▶ **WHAT THE EXERCISE ASKS**: Within the material below, find each line bearing the word "this" and present it.

▶ **PROVIDED INFORMATION**:
# # # #
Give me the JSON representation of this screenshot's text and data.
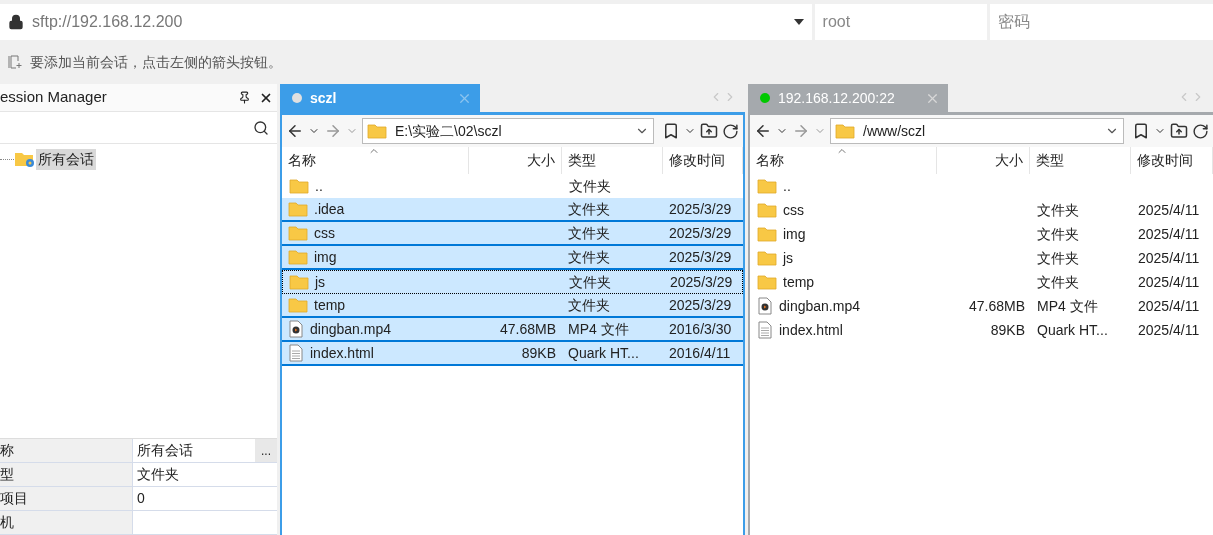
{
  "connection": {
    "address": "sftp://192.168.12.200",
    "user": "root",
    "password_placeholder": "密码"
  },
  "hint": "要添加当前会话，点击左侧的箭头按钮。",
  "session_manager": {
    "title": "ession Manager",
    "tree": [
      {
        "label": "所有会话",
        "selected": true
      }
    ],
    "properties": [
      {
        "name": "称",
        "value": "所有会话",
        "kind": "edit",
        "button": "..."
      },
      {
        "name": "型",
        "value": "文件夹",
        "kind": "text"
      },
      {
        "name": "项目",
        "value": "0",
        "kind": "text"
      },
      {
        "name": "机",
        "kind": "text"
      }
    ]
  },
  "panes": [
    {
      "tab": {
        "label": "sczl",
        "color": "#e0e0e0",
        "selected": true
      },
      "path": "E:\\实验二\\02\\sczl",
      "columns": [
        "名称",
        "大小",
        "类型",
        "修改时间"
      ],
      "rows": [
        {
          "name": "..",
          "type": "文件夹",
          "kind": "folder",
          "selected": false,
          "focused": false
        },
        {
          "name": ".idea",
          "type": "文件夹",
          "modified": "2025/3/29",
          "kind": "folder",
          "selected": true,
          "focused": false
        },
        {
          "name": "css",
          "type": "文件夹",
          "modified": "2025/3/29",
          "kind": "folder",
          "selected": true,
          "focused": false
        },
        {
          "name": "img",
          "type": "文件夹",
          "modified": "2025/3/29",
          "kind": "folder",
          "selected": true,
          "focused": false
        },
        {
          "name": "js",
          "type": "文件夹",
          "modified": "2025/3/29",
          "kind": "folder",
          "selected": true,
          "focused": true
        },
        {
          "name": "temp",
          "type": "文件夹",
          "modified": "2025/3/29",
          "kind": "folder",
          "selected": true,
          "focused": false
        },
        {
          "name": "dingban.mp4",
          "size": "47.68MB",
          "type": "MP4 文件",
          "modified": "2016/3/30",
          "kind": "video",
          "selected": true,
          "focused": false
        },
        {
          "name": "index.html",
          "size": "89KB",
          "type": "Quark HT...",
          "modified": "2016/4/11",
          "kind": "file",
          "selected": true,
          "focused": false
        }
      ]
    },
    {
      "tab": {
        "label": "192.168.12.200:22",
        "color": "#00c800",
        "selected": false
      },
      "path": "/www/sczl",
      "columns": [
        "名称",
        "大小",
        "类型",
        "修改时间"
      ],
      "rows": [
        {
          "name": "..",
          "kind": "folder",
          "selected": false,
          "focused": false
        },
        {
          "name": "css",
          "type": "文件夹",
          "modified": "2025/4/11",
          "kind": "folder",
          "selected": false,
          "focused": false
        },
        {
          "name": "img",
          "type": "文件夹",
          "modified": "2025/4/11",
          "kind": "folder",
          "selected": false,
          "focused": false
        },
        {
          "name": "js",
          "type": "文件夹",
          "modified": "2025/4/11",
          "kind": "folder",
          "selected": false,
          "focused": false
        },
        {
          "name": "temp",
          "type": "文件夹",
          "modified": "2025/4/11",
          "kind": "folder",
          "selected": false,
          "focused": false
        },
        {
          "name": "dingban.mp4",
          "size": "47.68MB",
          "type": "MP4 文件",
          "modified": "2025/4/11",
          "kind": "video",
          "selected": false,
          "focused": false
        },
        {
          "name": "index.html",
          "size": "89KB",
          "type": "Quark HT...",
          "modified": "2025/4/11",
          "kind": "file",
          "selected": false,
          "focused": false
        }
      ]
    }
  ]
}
# # # #
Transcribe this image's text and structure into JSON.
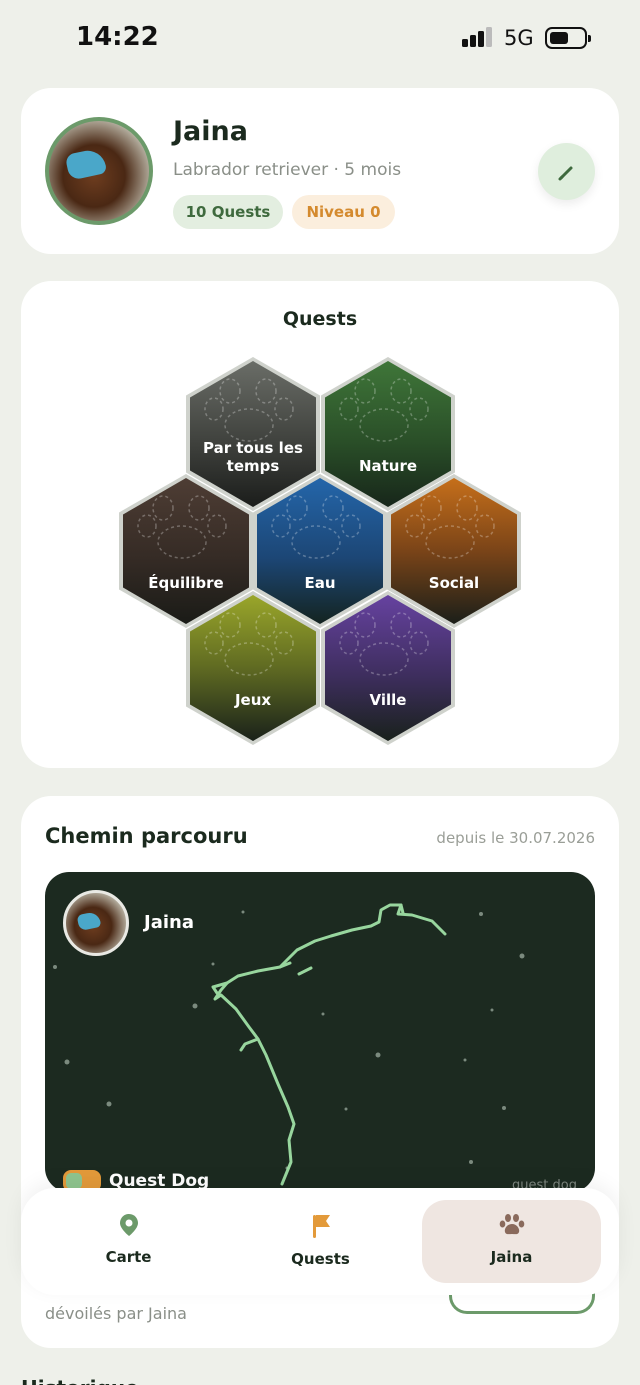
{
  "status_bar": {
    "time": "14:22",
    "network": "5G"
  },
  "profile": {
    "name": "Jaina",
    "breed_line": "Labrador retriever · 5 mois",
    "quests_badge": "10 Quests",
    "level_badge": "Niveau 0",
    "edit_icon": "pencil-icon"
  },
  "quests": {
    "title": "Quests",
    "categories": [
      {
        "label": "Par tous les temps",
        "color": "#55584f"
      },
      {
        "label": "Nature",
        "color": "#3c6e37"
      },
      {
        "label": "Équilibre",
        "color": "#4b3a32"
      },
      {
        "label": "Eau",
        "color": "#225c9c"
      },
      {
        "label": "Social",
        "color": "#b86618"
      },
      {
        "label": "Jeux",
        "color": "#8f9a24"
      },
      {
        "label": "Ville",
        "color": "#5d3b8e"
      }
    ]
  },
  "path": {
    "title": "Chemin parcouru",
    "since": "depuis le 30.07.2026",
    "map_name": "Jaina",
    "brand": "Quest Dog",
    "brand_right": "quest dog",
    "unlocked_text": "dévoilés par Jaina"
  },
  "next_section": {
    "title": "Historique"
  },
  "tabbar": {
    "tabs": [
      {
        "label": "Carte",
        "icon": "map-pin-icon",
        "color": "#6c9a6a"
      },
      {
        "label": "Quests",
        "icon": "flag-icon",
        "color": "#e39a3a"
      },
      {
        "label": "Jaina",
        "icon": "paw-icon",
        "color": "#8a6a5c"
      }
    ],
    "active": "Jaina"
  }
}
# # # #
▶ **PROBLEM SOLUTION**:
Give me the JSON representation of this screenshot's text and data.
Transcribe this image's text and structure into JSON.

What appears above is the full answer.